▶ **Task details**
Give the data below again exactly as written, without its pictures.

▶ **Data rows**
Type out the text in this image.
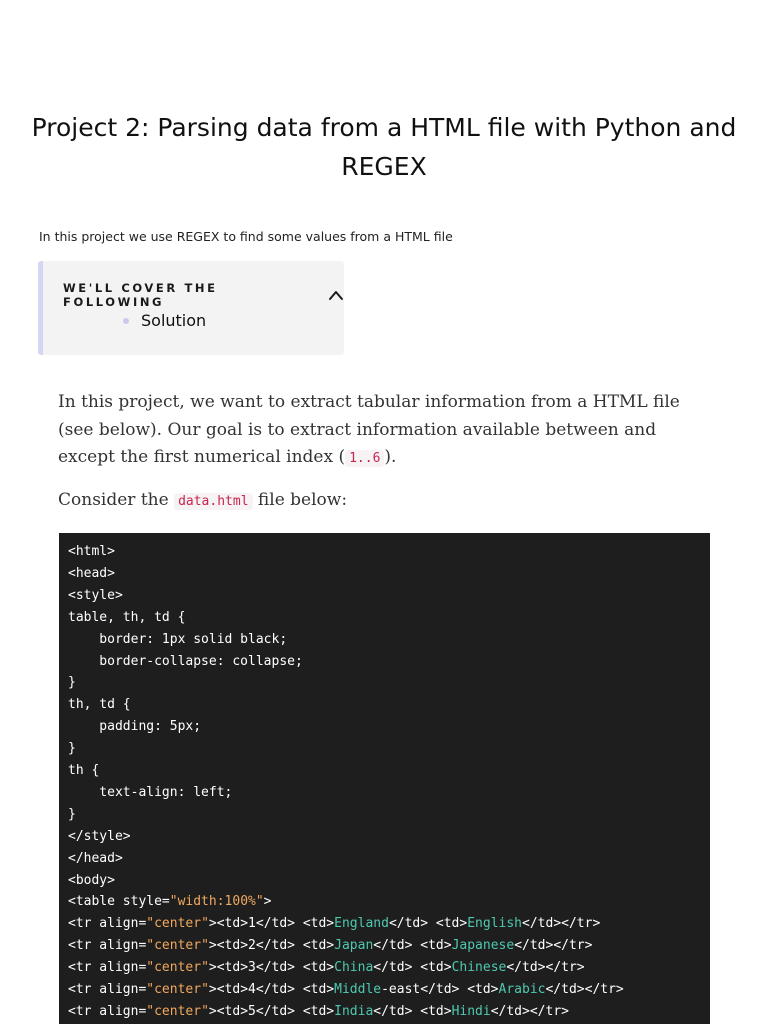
Project 2: Parsing data from a HTML file with Python and REGEX

In this project we use REGEX to find some values from a HTML file

WE'LL COVER THE FOLLOWING
Solution

In this project, we want to extract tabular information from a HTML file (see below). Our goal is to extract information available between and except the first numerical index ( 1..6 ).

Consider the data.html file below:

<html>
<head>
<style>
table, th, td {
border: 1px solid black;
border-collapse: collapse;
}
th, td {
padding: 5px;
}
th {
text-align: left;
}
</style>
</head>
<body>
<table style="width:100%">
<tr align="center"><td>1</td> <td>England</td> <td>English</td></tr>
<tr align="center"><td>2</td> <td>Japan</td> <td>Japanese</td></tr>
<tr align="center"><td>3</td> <td>China</td> <td>Chinese</td></tr>
<tr align="center"><td>4</td> <td>Middle-east</td> <td>Arabic</td></tr>
<tr align="center"><td>5</td> <td>India</td> <td>Hindi</td></tr>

▶ **Completed exercise**
Type out the text in this image.
Project 2: Parsing data from a HTML file with Python and REGEX

In this project we use REGEX to find some values from a HTML file

WE'LL COVER THE FOLLOWING
Solution

In this project, we want to extract tabular information from a HTML file (see below). Our goal is to extract information available between and except the first numerical index ( 1..6 ).

Consider the data.html file below:

<html>
<head>
<style>
table, th, td {
border: 1px solid black;
border-collapse: collapse;
}
th, td {
padding: 5px;
}
th {
text-align: left;
}
</style>
</head>
<body>
<table style="width:100%">
<tr align="center"><td>1</td> <td>England</td> <td>English</td></tr>
<tr align="center"><td>2</td> <td>Japan</td> <td>Japanese</td></tr>
<tr align="center"><td>3</td> <td>China</td> <td>Chinese</td></tr>
<tr align="center"><td>4</td> <td>Middle-east</td> <td>Arabic</td></tr>
<tr align="center"><td>5</td> <td>India</td> <td>Hindi</td></tr>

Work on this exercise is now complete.